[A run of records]
◆ ◆ ◆ ◆ ◆ ◆ ◆
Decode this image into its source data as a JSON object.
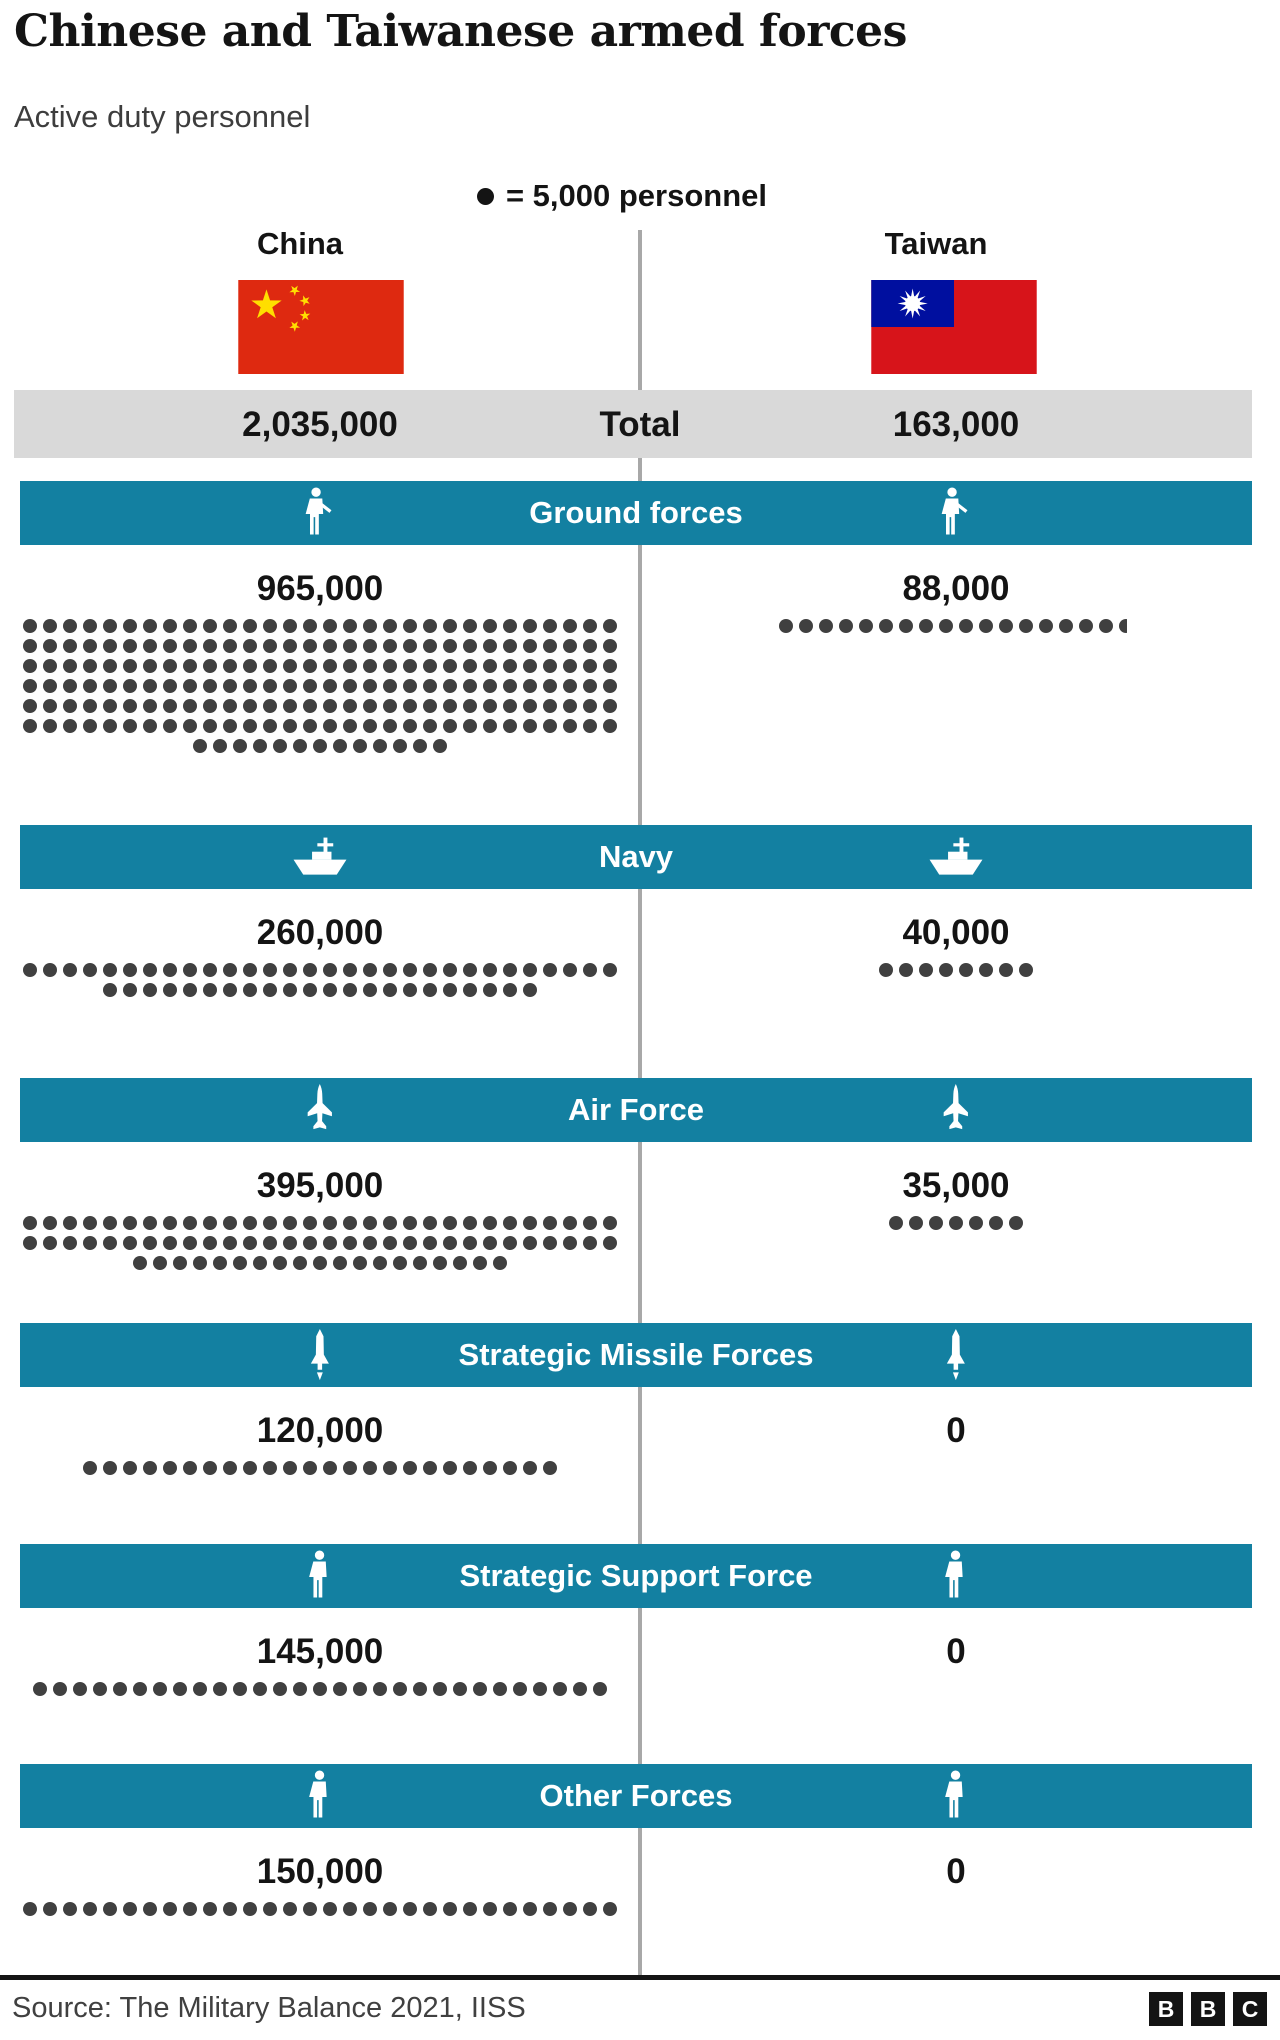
{
  "header": {
    "title": "Chinese and Taiwanese armed forces",
    "subtitle": "Active duty personnel"
  },
  "legend": {
    "symbol": "dot",
    "text": "= 5,000 personnel"
  },
  "columns": {
    "left": {
      "label": "China",
      "flag": "china-flag"
    },
    "right": {
      "label": "Taiwan",
      "flag": "taiwan-flag"
    }
  },
  "total_row": {
    "china": "2,035,000",
    "label": "Total",
    "taiwan": "163,000"
  },
  "footer": {
    "source": "Source: The Military Balance 2021, IISS",
    "logo_letters": [
      "B",
      "B",
      "C"
    ]
  },
  "colors": {
    "band_teal": "#1380A1",
    "total_band_gray": "#d9d9d9",
    "dot_gray": "#404040",
    "divider_gray": "#a8a8a8",
    "text_dark": "#141414",
    "china_flag_red": "#de2910",
    "china_flag_yellow": "#ffde00",
    "taiwan_flag_red": "#d7141a",
    "taiwan_flag_blue": "#000f9f"
  },
  "chart_data": {
    "type": "pictogram",
    "title": "Chinese and Taiwanese armed forces",
    "subtitle": "Active duty personnel",
    "unit_per_dot": 5000,
    "unit_label": "personnel",
    "columns": [
      "China",
      "Taiwan"
    ],
    "totals": {
      "china": 2035000,
      "taiwan": 163000
    },
    "sections": [
      {
        "name": "Ground forces",
        "icon": "soldier-icon",
        "china": {
          "value": 965000,
          "label": "965,000",
          "dot_rows": [
            30,
            30,
            30,
            30,
            30,
            30,
            13
          ]
        },
        "taiwan": {
          "value": 88000,
          "label": "88,000",
          "dot_rows": [
            17.6
          ]
        }
      },
      {
        "name": "Navy",
        "icon": "ship-icon",
        "china": {
          "value": 260000,
          "label": "260,000",
          "dot_rows": [
            30,
            22
          ]
        },
        "taiwan": {
          "value": 40000,
          "label": "40,000",
          "dot_rows": [
            8
          ]
        }
      },
      {
        "name": "Air Force",
        "icon": "jet-icon",
        "china": {
          "value": 395000,
          "label": "395,000",
          "dot_rows": [
            30,
            30,
            19
          ]
        },
        "taiwan": {
          "value": 35000,
          "label": "35,000",
          "dot_rows": [
            7
          ]
        }
      },
      {
        "name": "Strategic Missile Forces",
        "icon": "missile-icon",
        "china": {
          "value": 120000,
          "label": "120,000",
          "dot_rows": [
            24
          ]
        },
        "taiwan": {
          "value": 0,
          "label": "0",
          "dot_rows": []
        }
      },
      {
        "name": "Strategic Support Force",
        "icon": "person-icon",
        "china": {
          "value": 145000,
          "label": "145,000",
          "dot_rows": [
            29
          ]
        },
        "taiwan": {
          "value": 0,
          "label": "0",
          "dot_rows": []
        }
      },
      {
        "name": "Other Forces",
        "icon": "person-icon",
        "china": {
          "value": 150000,
          "label": "150,000",
          "dot_rows": [
            30
          ]
        },
        "taiwan": {
          "value": 0,
          "label": "0",
          "dot_rows": []
        }
      }
    ]
  }
}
◆ ◆ ◆ ◆ ◆ ◆ ◆
=== The problem ===
In the records above, how many lines contain the string "Strategic"? State that number only.

=== Solution to this problem ===
2